-- DATA PROVIDED start --
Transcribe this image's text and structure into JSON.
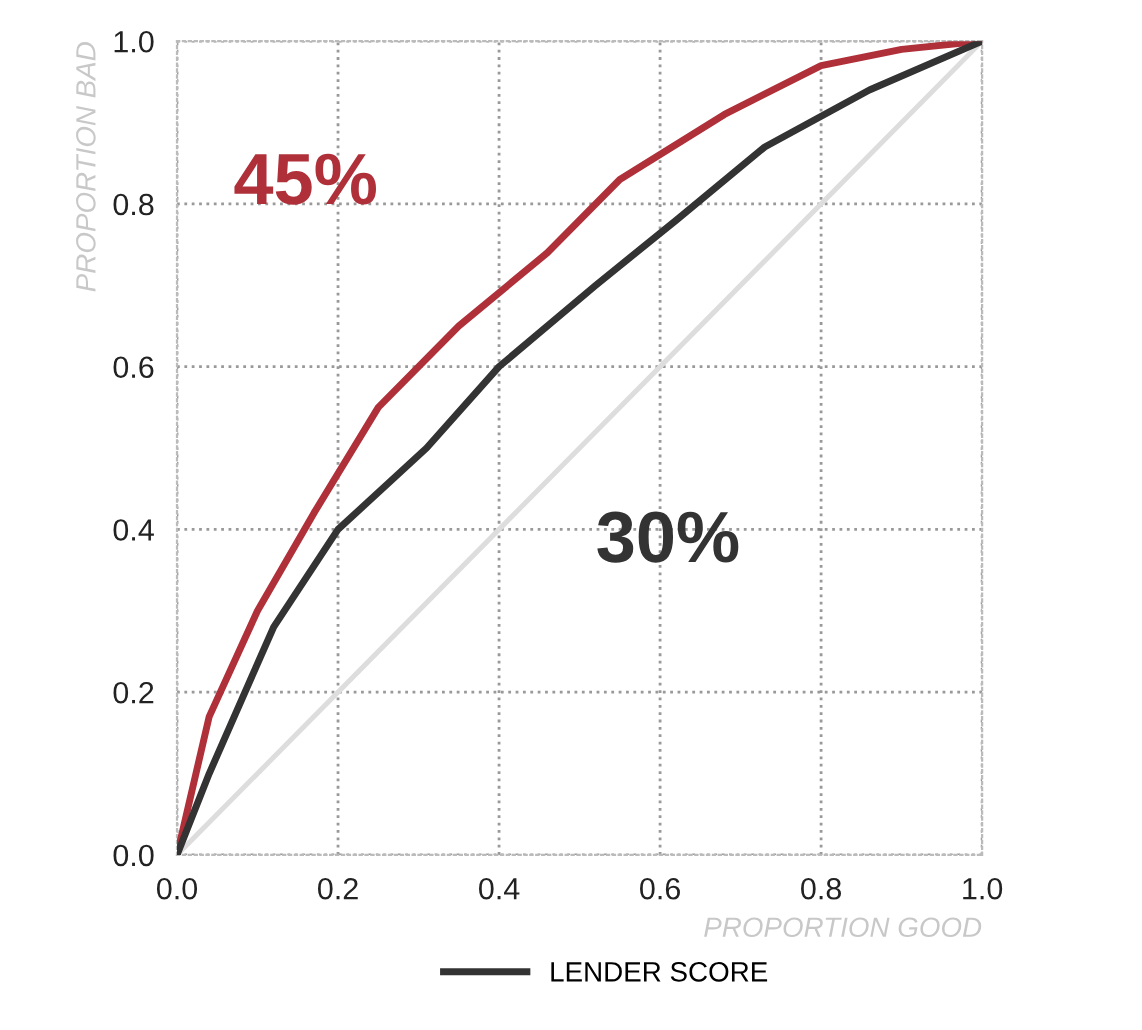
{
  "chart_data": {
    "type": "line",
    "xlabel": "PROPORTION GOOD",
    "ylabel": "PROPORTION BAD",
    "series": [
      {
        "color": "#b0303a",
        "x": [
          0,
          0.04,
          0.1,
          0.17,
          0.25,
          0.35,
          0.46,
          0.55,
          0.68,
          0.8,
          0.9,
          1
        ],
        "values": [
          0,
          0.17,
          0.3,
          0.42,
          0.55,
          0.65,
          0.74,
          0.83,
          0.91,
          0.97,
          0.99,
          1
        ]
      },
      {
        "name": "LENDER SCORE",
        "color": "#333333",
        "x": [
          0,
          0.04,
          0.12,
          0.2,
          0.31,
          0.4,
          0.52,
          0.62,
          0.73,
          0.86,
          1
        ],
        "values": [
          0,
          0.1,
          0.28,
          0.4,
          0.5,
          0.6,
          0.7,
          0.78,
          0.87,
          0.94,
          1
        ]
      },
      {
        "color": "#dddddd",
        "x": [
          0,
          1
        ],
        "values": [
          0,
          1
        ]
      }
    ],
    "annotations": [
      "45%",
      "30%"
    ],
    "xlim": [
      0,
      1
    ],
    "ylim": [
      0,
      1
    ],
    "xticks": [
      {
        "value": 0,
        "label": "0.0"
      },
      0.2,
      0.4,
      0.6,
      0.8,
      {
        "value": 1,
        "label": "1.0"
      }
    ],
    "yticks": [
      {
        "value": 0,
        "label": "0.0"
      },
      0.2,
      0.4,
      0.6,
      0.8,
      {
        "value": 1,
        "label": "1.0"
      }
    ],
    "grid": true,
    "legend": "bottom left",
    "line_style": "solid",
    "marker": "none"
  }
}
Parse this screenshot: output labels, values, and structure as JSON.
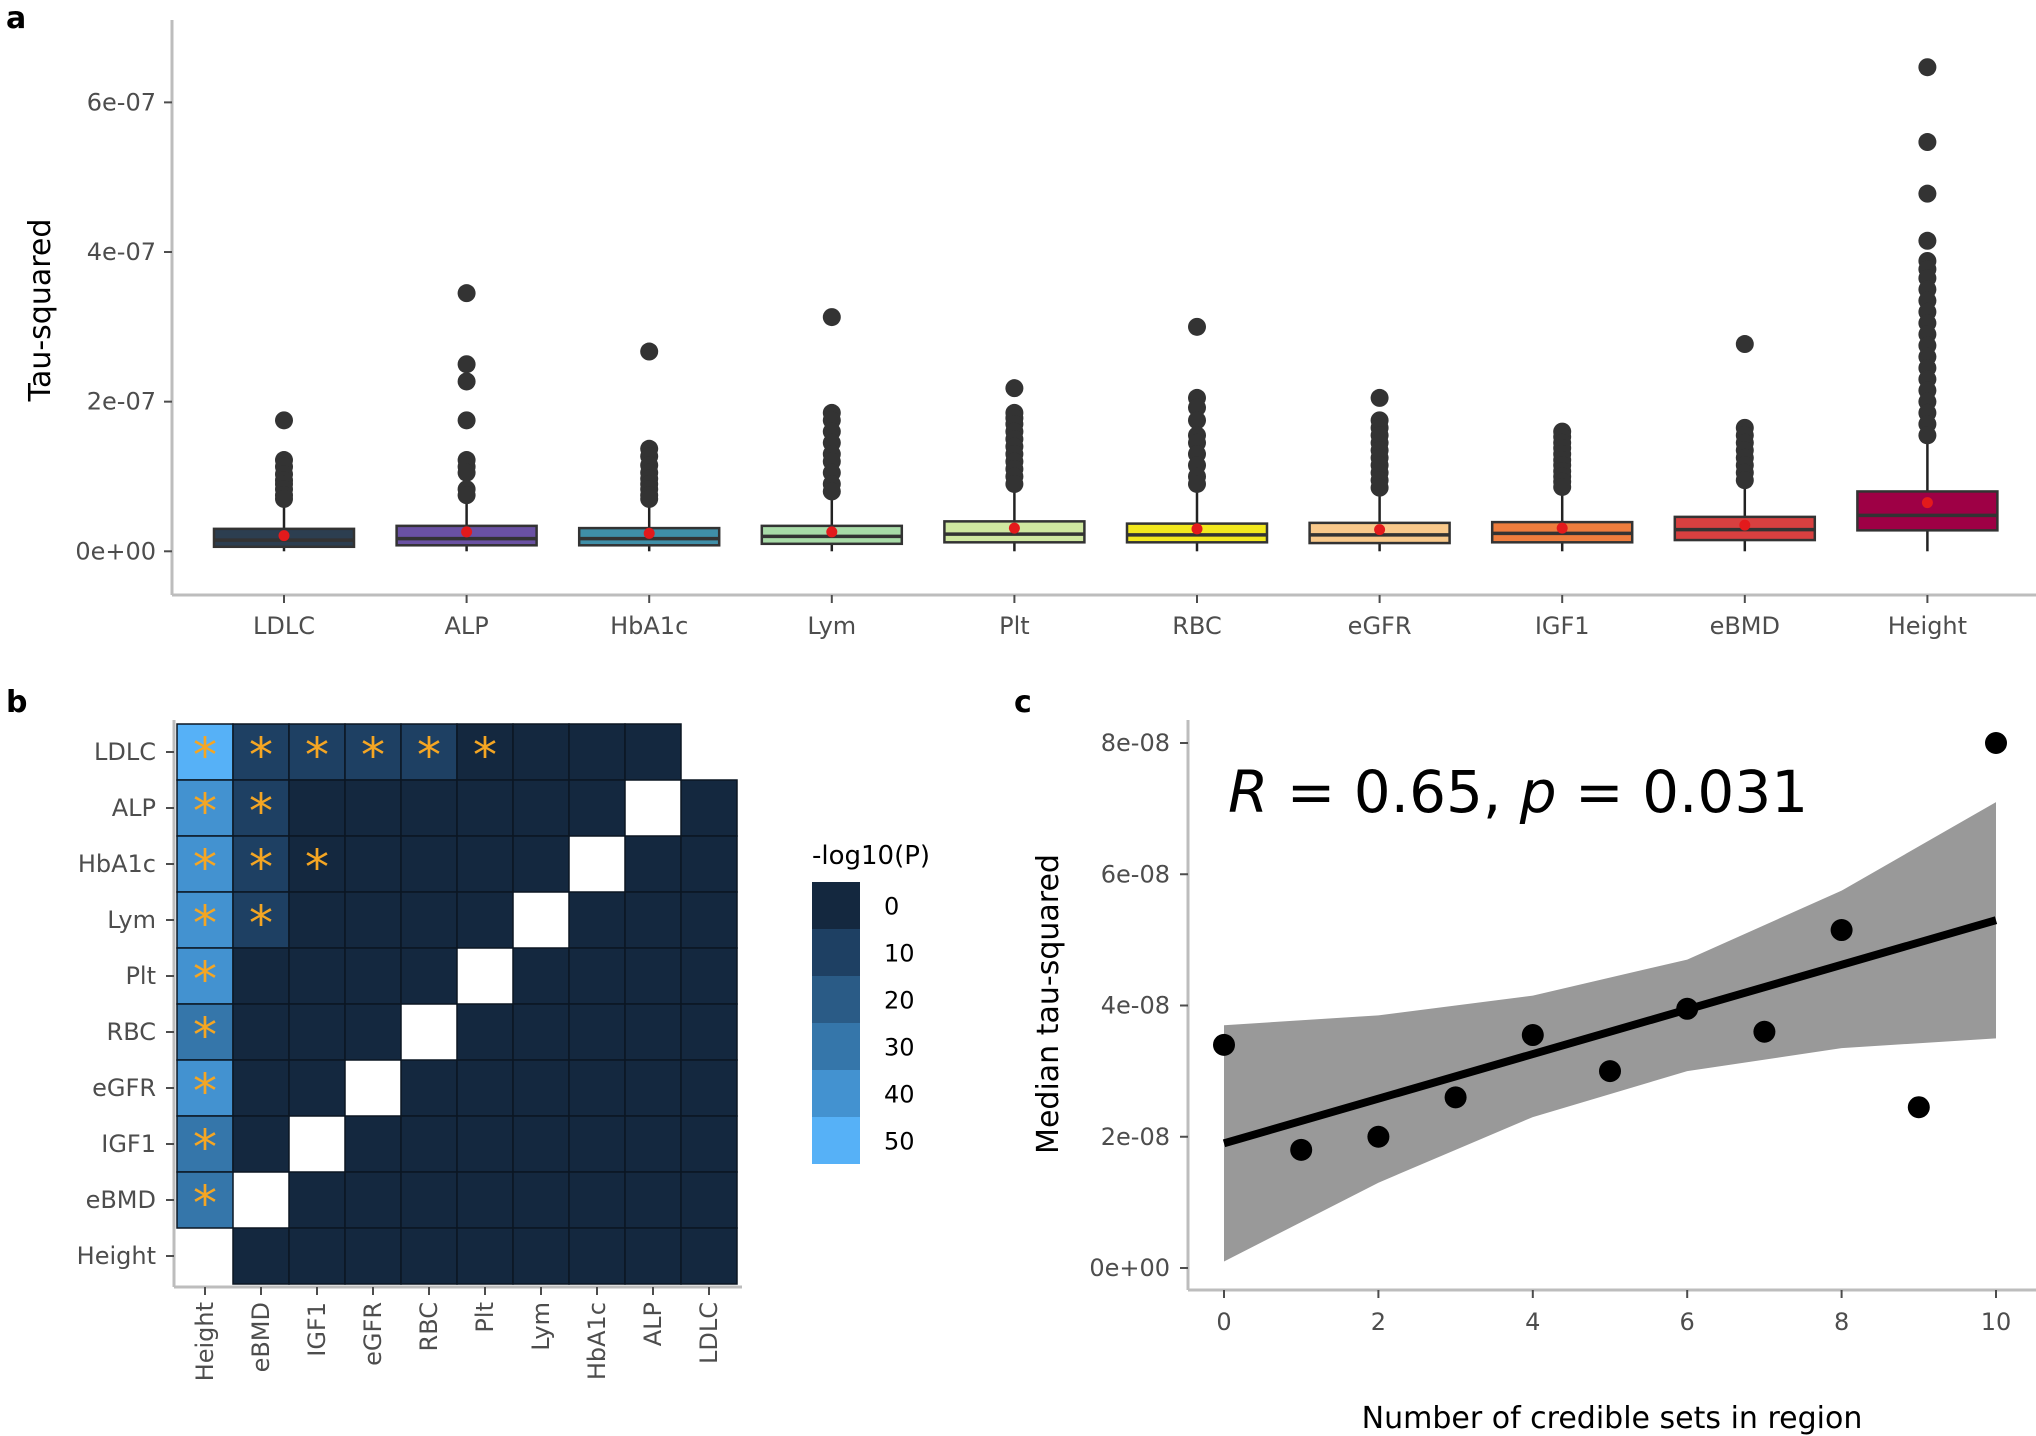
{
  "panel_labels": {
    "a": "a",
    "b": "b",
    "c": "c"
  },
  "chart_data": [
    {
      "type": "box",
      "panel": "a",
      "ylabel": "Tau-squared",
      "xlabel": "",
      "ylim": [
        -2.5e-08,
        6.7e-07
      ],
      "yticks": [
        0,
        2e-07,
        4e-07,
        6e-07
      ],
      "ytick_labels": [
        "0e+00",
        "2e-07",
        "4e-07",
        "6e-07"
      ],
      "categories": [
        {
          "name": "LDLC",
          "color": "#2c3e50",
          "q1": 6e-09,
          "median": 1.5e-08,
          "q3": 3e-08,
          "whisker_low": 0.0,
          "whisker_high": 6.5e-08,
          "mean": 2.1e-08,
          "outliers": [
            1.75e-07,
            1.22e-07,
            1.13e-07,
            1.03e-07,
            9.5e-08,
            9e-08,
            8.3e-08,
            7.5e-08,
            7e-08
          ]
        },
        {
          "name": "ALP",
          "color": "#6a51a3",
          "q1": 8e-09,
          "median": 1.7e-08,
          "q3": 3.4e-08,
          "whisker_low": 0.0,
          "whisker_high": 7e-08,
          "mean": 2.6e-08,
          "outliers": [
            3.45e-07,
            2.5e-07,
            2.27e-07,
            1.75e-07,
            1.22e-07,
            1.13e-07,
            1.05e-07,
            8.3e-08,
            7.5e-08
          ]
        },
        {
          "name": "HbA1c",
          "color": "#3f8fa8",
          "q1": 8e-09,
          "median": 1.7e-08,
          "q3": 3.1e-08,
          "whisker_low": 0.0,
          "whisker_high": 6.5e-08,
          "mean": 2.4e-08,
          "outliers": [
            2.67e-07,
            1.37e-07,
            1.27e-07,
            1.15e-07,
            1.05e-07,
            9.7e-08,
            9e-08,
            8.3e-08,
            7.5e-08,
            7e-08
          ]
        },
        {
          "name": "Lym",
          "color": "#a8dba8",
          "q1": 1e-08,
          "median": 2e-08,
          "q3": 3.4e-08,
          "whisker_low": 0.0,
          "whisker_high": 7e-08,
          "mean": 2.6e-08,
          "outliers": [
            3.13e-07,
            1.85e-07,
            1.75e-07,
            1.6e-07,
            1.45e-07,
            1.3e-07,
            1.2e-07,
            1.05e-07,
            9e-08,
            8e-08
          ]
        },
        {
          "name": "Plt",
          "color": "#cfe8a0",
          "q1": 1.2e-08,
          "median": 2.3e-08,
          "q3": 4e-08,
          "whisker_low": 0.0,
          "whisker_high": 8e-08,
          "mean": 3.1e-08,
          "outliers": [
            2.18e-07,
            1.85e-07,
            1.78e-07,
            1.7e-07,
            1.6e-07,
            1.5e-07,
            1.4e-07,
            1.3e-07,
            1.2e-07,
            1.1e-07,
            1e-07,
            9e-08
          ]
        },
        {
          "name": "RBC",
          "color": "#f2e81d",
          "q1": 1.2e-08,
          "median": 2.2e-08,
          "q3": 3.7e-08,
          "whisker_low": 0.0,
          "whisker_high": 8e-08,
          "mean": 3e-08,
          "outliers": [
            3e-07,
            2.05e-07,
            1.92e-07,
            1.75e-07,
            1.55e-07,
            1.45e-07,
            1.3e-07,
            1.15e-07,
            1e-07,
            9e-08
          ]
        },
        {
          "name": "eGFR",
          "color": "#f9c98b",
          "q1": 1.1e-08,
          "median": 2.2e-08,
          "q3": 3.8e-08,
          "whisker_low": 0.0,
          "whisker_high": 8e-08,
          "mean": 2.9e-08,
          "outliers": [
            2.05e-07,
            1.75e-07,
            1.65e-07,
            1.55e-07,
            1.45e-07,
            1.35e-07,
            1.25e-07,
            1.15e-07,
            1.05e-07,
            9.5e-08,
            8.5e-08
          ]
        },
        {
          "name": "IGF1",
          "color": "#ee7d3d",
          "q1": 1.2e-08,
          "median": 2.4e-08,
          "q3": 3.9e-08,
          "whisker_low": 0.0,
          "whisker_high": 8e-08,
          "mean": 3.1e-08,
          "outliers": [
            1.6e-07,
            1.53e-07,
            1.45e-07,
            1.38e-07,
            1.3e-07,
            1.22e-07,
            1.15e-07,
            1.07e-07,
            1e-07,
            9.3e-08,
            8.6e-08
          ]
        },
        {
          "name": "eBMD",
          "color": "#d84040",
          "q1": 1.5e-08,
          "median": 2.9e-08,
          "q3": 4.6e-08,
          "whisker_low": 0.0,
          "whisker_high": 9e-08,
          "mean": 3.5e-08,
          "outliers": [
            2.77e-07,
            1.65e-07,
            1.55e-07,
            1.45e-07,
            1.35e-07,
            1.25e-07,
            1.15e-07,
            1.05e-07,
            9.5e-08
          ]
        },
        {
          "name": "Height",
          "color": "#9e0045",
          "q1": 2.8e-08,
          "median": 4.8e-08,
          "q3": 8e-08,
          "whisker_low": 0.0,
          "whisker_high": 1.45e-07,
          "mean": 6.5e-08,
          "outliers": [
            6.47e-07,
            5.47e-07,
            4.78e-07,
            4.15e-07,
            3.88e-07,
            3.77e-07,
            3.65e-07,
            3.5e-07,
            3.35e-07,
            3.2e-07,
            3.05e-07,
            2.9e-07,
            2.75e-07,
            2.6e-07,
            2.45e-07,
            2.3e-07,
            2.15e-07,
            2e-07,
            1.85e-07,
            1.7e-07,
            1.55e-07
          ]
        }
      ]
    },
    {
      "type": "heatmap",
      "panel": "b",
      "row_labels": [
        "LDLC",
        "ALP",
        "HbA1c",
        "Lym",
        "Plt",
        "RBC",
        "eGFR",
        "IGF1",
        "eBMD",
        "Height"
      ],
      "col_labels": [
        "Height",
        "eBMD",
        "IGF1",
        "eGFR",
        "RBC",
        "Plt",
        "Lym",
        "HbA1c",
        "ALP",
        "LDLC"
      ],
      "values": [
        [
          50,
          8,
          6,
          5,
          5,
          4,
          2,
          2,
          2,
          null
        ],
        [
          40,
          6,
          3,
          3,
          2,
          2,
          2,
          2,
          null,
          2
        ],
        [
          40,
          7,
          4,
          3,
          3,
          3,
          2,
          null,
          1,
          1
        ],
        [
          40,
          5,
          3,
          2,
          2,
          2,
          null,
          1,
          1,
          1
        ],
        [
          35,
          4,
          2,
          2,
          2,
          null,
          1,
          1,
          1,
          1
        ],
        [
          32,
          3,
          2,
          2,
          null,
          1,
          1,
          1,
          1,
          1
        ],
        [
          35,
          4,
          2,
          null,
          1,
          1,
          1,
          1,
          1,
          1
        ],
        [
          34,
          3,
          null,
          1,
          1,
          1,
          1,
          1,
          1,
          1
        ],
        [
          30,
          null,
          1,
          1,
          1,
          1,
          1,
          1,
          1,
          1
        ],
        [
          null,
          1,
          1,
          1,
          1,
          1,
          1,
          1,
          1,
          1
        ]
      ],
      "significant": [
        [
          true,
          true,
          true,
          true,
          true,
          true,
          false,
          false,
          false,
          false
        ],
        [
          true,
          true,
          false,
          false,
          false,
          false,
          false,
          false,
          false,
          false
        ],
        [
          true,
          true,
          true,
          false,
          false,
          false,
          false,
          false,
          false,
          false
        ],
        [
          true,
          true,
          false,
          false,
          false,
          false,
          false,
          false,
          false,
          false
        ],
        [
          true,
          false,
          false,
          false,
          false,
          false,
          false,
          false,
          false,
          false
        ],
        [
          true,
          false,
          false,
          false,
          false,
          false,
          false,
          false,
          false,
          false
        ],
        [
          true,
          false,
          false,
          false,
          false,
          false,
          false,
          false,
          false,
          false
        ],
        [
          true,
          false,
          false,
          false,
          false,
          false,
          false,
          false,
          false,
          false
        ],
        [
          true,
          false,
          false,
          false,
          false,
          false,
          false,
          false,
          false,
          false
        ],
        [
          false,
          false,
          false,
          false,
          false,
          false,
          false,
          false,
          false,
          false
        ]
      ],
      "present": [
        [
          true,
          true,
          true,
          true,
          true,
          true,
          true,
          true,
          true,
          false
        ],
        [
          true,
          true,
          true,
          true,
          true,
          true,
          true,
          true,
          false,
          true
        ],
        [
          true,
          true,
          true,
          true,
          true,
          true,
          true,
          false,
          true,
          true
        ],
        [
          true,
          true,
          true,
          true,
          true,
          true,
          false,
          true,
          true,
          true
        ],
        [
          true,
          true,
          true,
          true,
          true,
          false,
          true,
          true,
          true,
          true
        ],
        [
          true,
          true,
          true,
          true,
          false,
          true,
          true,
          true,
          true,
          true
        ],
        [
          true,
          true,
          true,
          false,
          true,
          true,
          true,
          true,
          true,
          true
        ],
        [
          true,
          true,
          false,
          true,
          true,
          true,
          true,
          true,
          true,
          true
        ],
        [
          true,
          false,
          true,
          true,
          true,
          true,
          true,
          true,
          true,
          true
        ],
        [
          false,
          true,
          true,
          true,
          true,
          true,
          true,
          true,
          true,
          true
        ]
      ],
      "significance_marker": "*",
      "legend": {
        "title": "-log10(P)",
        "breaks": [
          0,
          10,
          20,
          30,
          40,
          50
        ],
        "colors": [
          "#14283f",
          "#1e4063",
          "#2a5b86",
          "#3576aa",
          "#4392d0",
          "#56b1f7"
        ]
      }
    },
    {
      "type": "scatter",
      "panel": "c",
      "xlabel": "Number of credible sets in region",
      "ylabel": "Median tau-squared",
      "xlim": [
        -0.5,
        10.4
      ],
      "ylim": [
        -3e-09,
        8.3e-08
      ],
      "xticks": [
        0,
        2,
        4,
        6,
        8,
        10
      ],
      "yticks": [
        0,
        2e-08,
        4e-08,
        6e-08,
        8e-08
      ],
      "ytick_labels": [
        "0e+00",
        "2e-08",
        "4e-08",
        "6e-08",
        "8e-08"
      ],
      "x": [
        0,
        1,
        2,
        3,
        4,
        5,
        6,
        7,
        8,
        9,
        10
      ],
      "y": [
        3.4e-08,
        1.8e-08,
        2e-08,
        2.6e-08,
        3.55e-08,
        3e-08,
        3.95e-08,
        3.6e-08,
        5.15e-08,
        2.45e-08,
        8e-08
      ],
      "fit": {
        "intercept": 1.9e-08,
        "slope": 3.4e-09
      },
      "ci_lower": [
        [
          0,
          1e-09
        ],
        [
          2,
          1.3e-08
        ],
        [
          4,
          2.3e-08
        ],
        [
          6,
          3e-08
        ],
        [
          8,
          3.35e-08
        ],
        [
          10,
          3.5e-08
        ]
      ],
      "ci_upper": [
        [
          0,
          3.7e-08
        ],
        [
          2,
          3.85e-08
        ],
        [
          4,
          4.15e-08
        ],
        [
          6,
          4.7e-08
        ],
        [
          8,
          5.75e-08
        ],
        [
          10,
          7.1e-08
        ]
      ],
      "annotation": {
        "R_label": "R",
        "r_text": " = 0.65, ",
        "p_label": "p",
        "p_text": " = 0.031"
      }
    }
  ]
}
-- DATA PROVIDED end --
DIRECTION: Scan the entries above. Copy each line that has the string "PROPORTION".

WRITTEN SOLUTION:
    "xlabel": "PROPORTION GOOD",
    "ylabel": "PROPORTION BAD",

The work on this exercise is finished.